▶ _WRITTEN EXERCISE_
Rewrite all of the data below, replacing every "triangle-marker" with "triangle-symbol" and leaving everything else unchanged. Omit the pictures from your answer.

▶ _SUPPLIED INFORMATION_
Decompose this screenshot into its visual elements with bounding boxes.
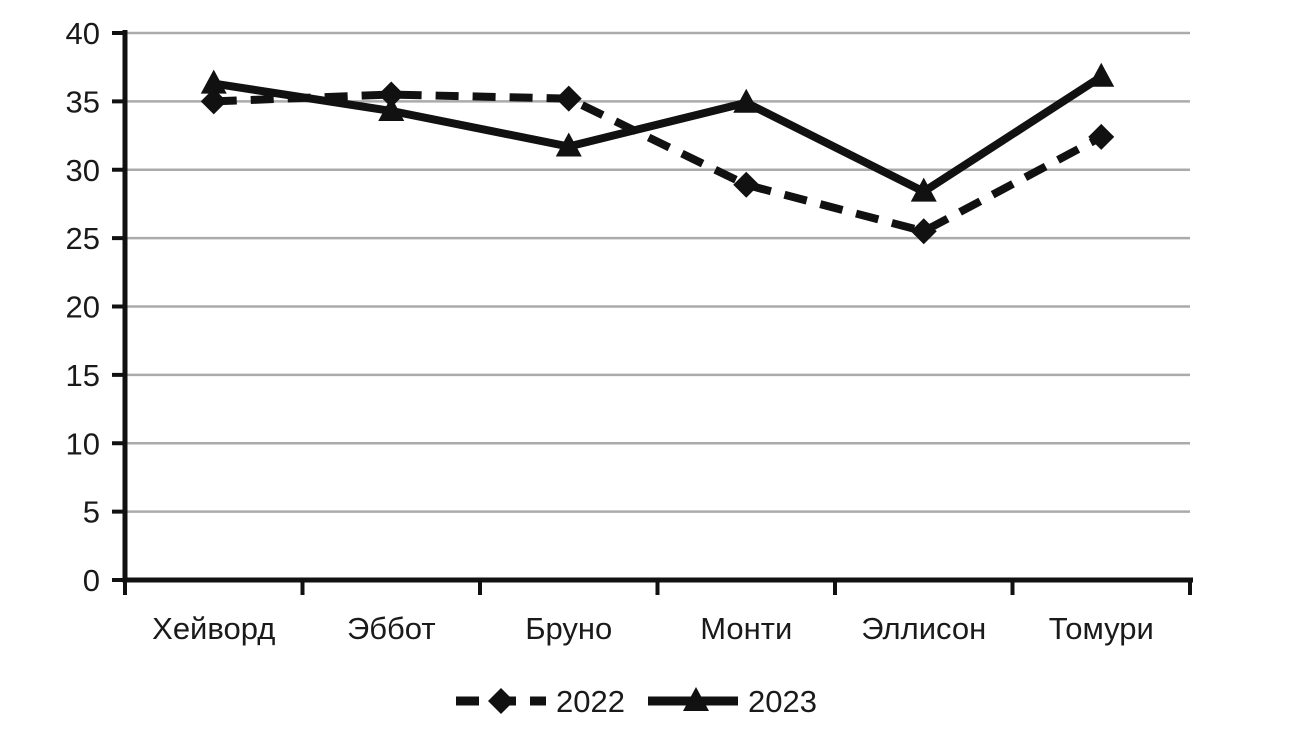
triangle-marker	[683, 687, 709, 711]
x-category-label: Бруно	[525, 611, 612, 646]
series-2023	[200, 62, 1115, 202]
triangle-marker	[555, 132, 582, 157]
gridlines	[125, 31, 1190, 513]
triangle-marker	[910, 177, 937, 202]
diamond-marker	[733, 171, 760, 198]
x-category-label: Монти	[700, 611, 792, 646]
y-tick-label: 15	[66, 358, 100, 393]
x-category-label: Эллисон	[861, 611, 986, 646]
y-tick-label: 10	[66, 426, 100, 461]
legend-label-2022: 2022	[556, 684, 625, 719]
diamond-marker	[1088, 123, 1115, 150]
diamond-marker	[200, 88, 227, 115]
y-tick-label: 40	[66, 16, 100, 51]
y-tick-label: 0	[83, 563, 100, 598]
legend-item-2023: 2023	[648, 684, 817, 719]
series-2022	[200, 81, 1115, 245]
y-tick-label: 20	[66, 290, 100, 325]
triangle-marker	[1088, 62, 1115, 87]
legend-item-2022: 2022	[456, 684, 625, 719]
y-tick-label: 25	[66, 221, 100, 256]
series-line-2023	[213, 73, 1104, 197]
axes: 0 5 10 15 20 25 30 35 40 Хейворд Эббот Бруно Монти Эл…	[66, 16, 1193, 646]
diamond-marker	[555, 85, 582, 112]
triangle-marker	[378, 96, 405, 121]
x-category-label: Томури	[1049, 611, 1154, 646]
series-line-2022	[213, 90, 1104, 236]
diamond-marker	[910, 218, 937, 245]
legend: 2022 2023	[456, 684, 817, 719]
y-tick-label: 5	[83, 495, 100, 530]
diamond-marker	[378, 81, 405, 108]
triangle-marker	[200, 69, 227, 94]
diamond-marker	[488, 688, 514, 714]
x-category-label: Эббот	[347, 611, 436, 646]
legend-label-2023: 2023	[748, 684, 817, 719]
y-tick-label: 35	[66, 84, 100, 119]
y-tick-label: 30	[66, 153, 100, 188]
x-category-label: Хейворд	[152, 611, 275, 646]
triangle-marker	[733, 88, 760, 113]
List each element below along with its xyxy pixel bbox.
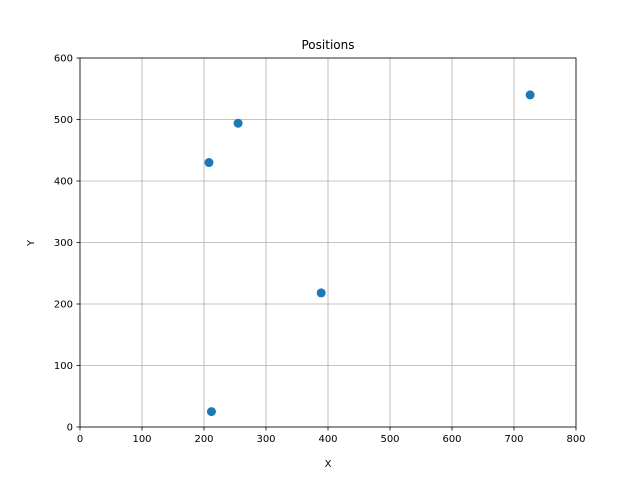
x-tick-label: 0 (77, 434, 83, 445)
scatter-point (204, 158, 213, 167)
y-tick-label: 200 (54, 300, 73, 311)
x-tick-label: 300 (256, 434, 275, 445)
scatter-point (526, 90, 535, 99)
x-axis-label: X (325, 459, 332, 470)
x-tick-label: 400 (318, 434, 337, 445)
x-tick-label: 800 (566, 434, 585, 445)
x-tick-label: 700 (504, 434, 523, 445)
axes: 0 100 200 300 400 500 600 700 800 0 100 200 300 400 50… (54, 54, 586, 446)
x-tick-label: 500 (380, 434, 399, 445)
scatter-point (234, 119, 243, 128)
y-tick-label: 300 (54, 238, 73, 249)
scatter-point (317, 288, 326, 297)
x-tick-label: 100 (132, 434, 151, 445)
grid-lines (80, 58, 576, 427)
y-tick-label: 400 (54, 177, 73, 188)
y-tick-label: 100 (54, 361, 73, 372)
chart-title: Positions (302, 38, 355, 52)
x-tick-label: 200 (194, 434, 213, 445)
y-axis-label: Y (26, 239, 37, 247)
y-tick-label: 600 (54, 54, 73, 65)
y-tick-label: 500 (54, 115, 73, 126)
x-tick-label: 600 (442, 434, 461, 445)
y-tick-label: 0 (67, 423, 73, 434)
scatter-point (207, 407, 216, 416)
data-points (204, 90, 534, 416)
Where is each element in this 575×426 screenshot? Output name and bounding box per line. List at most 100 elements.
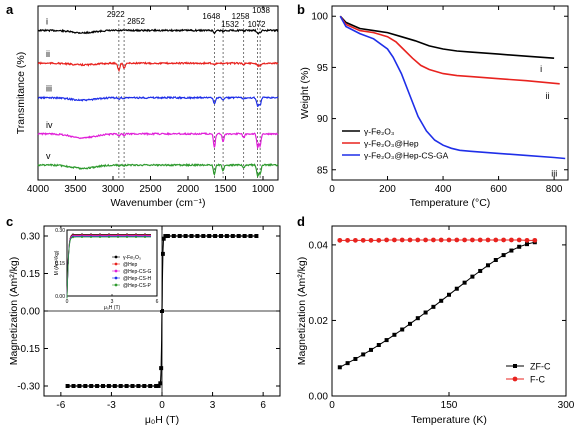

▶ _THE RESPONSE_
Decompose this screenshot into its visual elements with bounding boxes.
triangle-symbol	[683, 687, 709, 711]
x-category-label: Бруно	[525, 611, 612, 646]
series-2023	[200, 62, 1115, 202]
triangle-symbol	[555, 132, 582, 157]
gridlines	[125, 31, 1190, 513]
triangle-symbol	[910, 177, 937, 202]
diamond-marker	[733, 171, 760, 198]
x-category-label: Монти	[700, 611, 792, 646]
y-tick-label: 15	[66, 358, 100, 393]
x-category-label: Эллисон	[861, 611, 986, 646]
y-tick-label: 10	[66, 426, 100, 461]
legend-label-2022: 2022	[556, 684, 625, 719]
diamond-marker	[1088, 123, 1115, 150]
diamond-marker	[200, 88, 227, 115]
y-tick-label: 40	[66, 16, 100, 51]
y-tick-label: 0	[83, 563, 100, 598]
legend-item-2023: 2023	[648, 684, 817, 719]
series-2022	[200, 81, 1115, 245]
y-tick-label: 20	[66, 290, 100, 325]
triangle-symbol	[1088, 62, 1115, 87]
legend-item-2022: 2022	[456, 684, 625, 719]
y-tick-label: 25	[66, 221, 100, 256]
series-line-2023	[213, 73, 1104, 197]
axes: 0 5 10 15 20 25 30 35 40 Хейворд Эббот Бруно Монти Эл…	[66, 16, 1193, 646]
diamond-marker	[555, 85, 582, 112]
triangle-symbol	[378, 96, 405, 121]
x-category-label: Томури	[1049, 611, 1154, 646]
series-line-2022	[213, 90, 1104, 236]
diamond-marker	[910, 218, 937, 245]
legend: 2022 2023	[456, 684, 817, 719]
y-tick-label: 5	[83, 495, 100, 530]
diamond-marker	[378, 81, 405, 108]
triangle-symbol	[200, 69, 227, 94]
diamond-marker	[488, 688, 514, 714]
x-category-label: Эббот	[347, 611, 436, 646]
legend-label-2023: 2023	[748, 684, 817, 719]
y-tick-label: 35	[66, 84, 100, 119]
y-tick-label: 30	[66, 153, 100, 188]
x-category-label: Хейворд	[152, 611, 275, 646]
triangle-symbol	[733, 88, 760, 113]
List each element below along with its xyxy pixel bbox.
x-tick-label: 0 (77, 434, 83, 445)
scatter-point (204, 158, 213, 167)
y-tick-label: 200 (54, 300, 73, 311)
x-tick-label: 300 (256, 434, 275, 445)
scatter-point (526, 90, 535, 99)
x-axis-label: X (325, 459, 332, 470)
x-tick-label: 400 (318, 434, 337, 445)
x-tick-label: 800 (566, 434, 585, 445)
x-tick-label: 700 (504, 434, 523, 445)
axes: 0 100 200 300 400 500 600 700 800 0 100 200 300 400 50… (54, 54, 586, 446)
x-tick-label: 500 (380, 434, 399, 445)
scatter-point (234, 119, 243, 128)
y-tick-label: 300 (54, 238, 73, 249)
scatter-point (317, 288, 326, 297)
x-tick-label: 100 (132, 434, 151, 445)
grid-lines (80, 58, 576, 427)
y-tick-label: 400 (54, 177, 73, 188)
y-tick-label: 100 (54, 361, 73, 372)
chart-title: Positions (302, 38, 355, 52)
x-tick-label: 200 (194, 434, 213, 445)
y-axis-label: Y (26, 239, 37, 247)
y-tick-label: 600 (54, 54, 73, 65)
y-tick-label: 500 (54, 115, 73, 126)
x-tick-label: 600 (442, 434, 461, 445)
y-tick-label: 0 (67, 423, 73, 434)
scatter-point (207, 407, 216, 416)
data-points (204, 90, 534, 416)
Where is each element in this 575×426 screenshot? Output name and bounding box per line. List at most 100 elements.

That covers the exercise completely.